§ What the exercise asks
Exclude any images and output the remaining records exactly.

§ Supplied records
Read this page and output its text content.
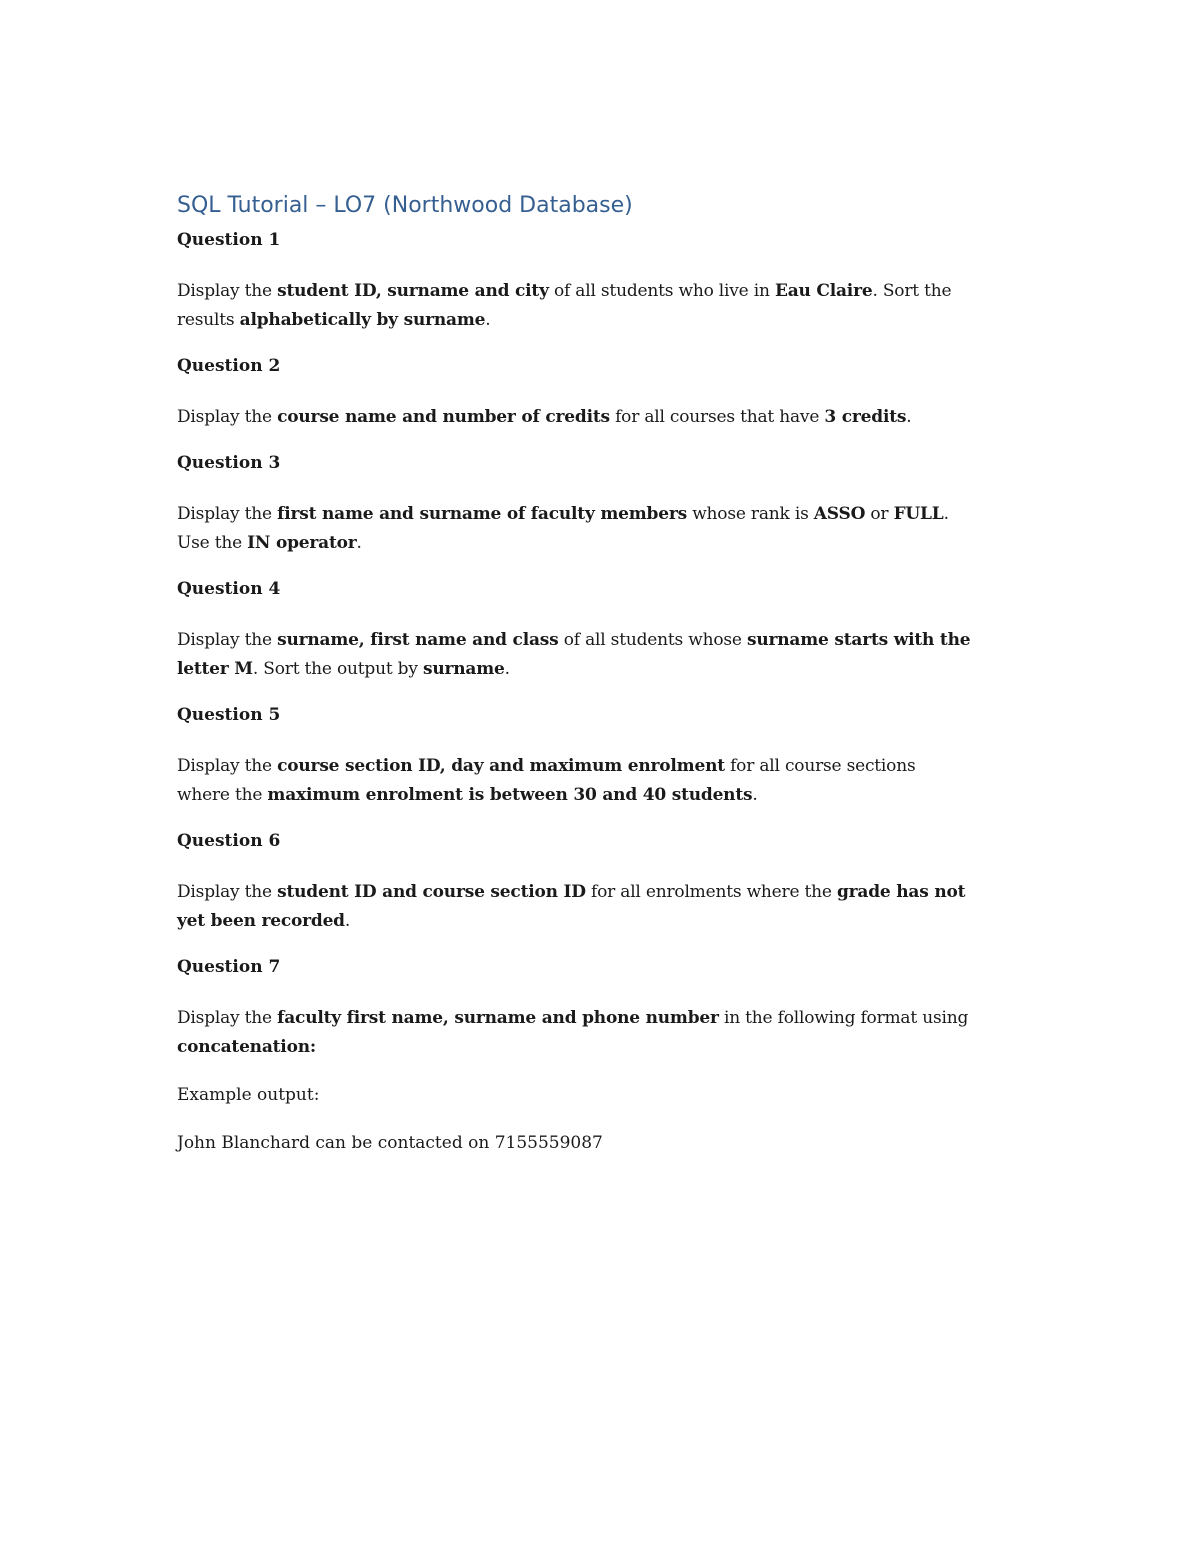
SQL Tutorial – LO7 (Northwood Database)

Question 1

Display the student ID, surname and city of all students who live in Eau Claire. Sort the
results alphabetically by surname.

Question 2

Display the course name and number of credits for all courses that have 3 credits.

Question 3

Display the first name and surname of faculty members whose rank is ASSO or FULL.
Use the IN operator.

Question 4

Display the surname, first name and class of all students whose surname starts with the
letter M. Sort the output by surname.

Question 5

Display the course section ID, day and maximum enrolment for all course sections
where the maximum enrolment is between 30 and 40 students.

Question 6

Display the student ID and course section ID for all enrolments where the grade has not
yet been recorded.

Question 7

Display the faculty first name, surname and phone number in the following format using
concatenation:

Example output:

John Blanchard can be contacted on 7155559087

§ Answer to this problem
Read this page and output its text content.
SQL Tutorial – LO7 (Northwood Database)

Question 1

Display the student ID, surname and city of all students who live in Eau Claire. Sort the
results alphabetically by surname.

Question 2

Display the course name and number of credits for all courses that have 3 credits.

Question 3

Display the first name and surname of faculty members whose rank is ASSO or FULL.
Use the IN operator.

Question 4

Display the surname, first name and class of all students whose surname starts with the
letter M. Sort the output by surname.

Question 5

Display the course section ID, day and maximum enrolment for all course sections
where the maximum enrolment is between 30 and 40 students.

Question 6

Display the student ID and course section ID for all enrolments where the grade has not
yet been recorded.

Question 7

Display the faculty first name, surname and phone number in the following format using
concatenation:

Example output:

John Blanchard can be contacted on 7155559087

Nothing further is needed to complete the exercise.